Work instructions:
Collect all lines from the records below that include the word "SteamLibrary".

Provided records:
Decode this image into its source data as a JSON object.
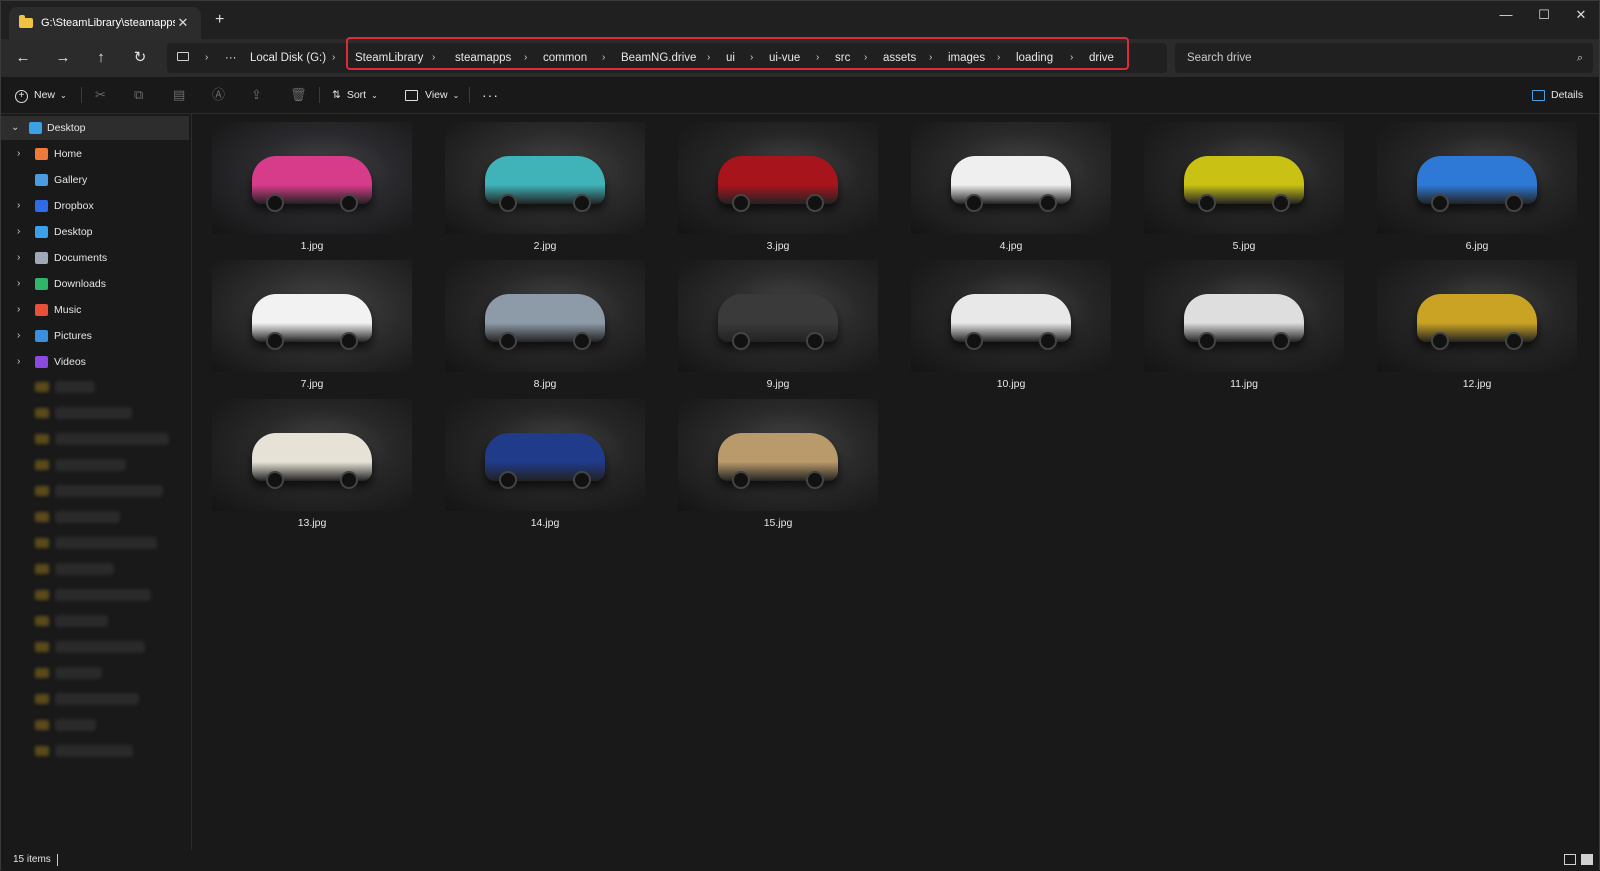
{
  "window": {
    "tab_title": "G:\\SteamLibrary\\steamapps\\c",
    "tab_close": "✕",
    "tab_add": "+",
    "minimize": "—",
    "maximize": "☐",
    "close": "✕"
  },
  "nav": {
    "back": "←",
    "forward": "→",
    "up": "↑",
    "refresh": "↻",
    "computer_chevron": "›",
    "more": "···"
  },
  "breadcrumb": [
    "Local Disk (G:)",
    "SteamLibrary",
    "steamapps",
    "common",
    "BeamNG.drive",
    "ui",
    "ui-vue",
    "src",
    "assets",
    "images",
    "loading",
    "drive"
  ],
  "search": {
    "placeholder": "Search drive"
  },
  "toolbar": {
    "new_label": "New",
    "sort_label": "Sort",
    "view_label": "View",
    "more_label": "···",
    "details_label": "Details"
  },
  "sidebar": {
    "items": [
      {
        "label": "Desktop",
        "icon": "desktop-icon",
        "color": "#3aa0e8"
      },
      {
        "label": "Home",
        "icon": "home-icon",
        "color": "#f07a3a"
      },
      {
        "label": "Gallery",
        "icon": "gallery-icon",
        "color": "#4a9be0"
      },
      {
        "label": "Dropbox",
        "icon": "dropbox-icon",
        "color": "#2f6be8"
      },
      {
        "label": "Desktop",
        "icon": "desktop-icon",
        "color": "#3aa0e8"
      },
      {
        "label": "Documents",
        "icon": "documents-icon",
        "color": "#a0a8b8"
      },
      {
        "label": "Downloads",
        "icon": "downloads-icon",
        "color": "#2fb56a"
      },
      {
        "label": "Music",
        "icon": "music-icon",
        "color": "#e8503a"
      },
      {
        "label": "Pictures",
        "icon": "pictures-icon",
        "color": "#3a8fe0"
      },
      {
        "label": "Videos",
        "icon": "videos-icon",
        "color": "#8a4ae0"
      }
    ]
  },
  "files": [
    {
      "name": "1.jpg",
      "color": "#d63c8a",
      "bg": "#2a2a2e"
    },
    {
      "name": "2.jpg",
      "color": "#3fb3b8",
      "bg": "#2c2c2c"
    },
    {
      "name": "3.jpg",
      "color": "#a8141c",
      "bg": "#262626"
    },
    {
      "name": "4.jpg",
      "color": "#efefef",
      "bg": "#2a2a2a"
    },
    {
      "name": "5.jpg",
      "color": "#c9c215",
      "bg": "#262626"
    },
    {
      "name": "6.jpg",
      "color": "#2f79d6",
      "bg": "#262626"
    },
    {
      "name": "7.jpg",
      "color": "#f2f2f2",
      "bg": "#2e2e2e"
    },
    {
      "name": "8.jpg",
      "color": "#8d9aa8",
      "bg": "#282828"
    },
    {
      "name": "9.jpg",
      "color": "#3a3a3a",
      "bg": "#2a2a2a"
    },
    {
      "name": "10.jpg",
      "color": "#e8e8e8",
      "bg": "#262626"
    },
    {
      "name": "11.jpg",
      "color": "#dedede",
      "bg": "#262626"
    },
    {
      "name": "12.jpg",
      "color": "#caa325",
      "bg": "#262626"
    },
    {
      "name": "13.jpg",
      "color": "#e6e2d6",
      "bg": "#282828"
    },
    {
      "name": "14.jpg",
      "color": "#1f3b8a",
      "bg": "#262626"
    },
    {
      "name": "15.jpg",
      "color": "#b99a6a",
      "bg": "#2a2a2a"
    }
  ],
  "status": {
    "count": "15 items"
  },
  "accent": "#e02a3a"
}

Answer to this task:
    "tab_title": "G:\\SteamLibrary\\steamapps\\c",
    "SteamLibrary",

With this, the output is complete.